-- start Records for the exercise --
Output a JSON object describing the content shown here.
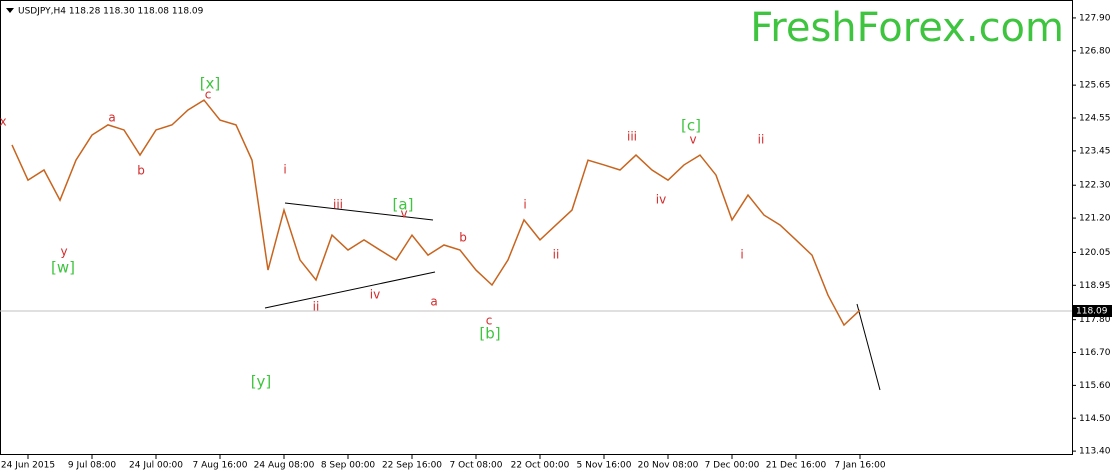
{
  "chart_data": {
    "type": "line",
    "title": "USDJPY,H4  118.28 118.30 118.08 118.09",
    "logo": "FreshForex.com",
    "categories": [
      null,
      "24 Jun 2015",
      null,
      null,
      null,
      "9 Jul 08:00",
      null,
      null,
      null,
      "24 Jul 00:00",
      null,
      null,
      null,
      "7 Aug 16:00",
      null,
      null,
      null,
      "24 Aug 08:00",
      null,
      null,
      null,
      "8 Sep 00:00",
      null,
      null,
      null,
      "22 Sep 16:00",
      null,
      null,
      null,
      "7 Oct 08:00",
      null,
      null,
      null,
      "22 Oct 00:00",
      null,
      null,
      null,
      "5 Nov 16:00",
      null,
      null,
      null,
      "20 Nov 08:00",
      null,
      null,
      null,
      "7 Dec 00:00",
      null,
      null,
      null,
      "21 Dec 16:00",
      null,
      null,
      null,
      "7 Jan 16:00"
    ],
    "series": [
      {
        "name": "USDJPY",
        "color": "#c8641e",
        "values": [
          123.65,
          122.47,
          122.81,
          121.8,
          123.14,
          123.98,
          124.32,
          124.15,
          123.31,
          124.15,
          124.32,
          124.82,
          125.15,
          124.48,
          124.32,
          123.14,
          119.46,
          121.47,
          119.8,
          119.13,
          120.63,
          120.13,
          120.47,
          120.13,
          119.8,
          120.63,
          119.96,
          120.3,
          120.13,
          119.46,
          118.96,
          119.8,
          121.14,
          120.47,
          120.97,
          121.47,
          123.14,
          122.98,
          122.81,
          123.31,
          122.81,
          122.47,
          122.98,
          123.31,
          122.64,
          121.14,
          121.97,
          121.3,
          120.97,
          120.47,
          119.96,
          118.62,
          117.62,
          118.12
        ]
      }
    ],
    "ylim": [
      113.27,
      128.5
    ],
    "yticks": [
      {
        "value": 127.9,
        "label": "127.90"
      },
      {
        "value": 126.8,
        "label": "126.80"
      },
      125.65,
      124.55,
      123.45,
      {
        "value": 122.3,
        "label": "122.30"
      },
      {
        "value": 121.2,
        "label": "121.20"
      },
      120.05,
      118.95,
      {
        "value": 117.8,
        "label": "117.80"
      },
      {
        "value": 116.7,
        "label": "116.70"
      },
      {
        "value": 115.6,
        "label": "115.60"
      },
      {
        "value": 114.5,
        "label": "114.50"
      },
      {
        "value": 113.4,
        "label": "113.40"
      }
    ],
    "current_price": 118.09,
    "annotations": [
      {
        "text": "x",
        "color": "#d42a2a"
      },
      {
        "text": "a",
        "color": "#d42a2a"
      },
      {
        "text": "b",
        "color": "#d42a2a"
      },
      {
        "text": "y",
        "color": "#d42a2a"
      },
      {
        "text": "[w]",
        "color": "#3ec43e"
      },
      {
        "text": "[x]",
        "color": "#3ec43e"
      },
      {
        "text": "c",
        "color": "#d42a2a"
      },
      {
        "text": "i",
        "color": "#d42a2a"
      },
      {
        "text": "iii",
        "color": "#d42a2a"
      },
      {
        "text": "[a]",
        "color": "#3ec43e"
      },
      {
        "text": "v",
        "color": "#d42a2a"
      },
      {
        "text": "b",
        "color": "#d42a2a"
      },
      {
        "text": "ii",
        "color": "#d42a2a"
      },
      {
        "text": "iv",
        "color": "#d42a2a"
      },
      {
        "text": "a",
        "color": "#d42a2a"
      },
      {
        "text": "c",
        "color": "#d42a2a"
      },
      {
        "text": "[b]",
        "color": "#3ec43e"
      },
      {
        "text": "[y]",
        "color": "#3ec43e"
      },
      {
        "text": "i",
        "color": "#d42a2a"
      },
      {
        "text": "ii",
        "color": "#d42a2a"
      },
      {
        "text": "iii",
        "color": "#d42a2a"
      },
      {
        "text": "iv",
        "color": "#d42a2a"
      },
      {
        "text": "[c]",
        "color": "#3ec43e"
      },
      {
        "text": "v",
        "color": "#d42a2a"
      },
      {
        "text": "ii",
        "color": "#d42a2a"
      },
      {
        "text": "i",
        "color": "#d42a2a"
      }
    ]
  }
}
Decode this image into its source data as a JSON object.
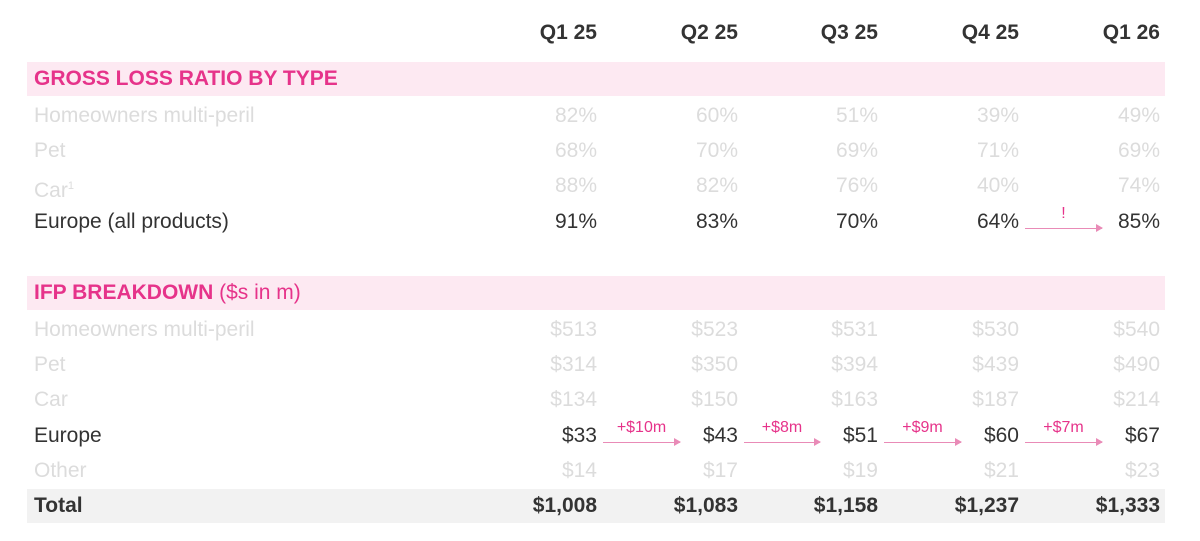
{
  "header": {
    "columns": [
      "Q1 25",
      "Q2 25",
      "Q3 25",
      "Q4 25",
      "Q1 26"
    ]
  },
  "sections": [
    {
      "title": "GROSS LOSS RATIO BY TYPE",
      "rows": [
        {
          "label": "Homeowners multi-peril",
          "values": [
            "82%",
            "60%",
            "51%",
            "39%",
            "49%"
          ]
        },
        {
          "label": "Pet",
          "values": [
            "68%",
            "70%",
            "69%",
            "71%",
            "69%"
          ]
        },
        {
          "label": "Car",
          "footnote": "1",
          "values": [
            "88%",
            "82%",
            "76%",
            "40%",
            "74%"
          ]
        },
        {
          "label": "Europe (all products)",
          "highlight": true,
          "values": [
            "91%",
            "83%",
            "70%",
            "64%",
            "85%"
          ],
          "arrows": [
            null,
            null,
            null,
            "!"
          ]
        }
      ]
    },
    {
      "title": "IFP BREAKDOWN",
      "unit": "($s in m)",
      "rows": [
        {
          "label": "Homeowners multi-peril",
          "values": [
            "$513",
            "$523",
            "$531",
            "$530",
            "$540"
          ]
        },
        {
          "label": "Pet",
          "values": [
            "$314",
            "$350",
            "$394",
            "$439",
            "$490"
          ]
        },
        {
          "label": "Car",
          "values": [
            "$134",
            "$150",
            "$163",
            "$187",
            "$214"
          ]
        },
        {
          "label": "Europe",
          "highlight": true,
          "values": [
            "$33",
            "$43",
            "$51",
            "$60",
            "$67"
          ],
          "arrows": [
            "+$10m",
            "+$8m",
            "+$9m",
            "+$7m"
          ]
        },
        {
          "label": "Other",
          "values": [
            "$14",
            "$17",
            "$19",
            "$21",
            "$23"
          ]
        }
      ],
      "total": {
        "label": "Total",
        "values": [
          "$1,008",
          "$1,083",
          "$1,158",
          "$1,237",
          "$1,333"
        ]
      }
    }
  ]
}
-- end Records for the exercise --
Copy every line of the records above that holds the word "object".

Output a JSON object describing the content shown here.
Decode this image into its source data as a JSON object.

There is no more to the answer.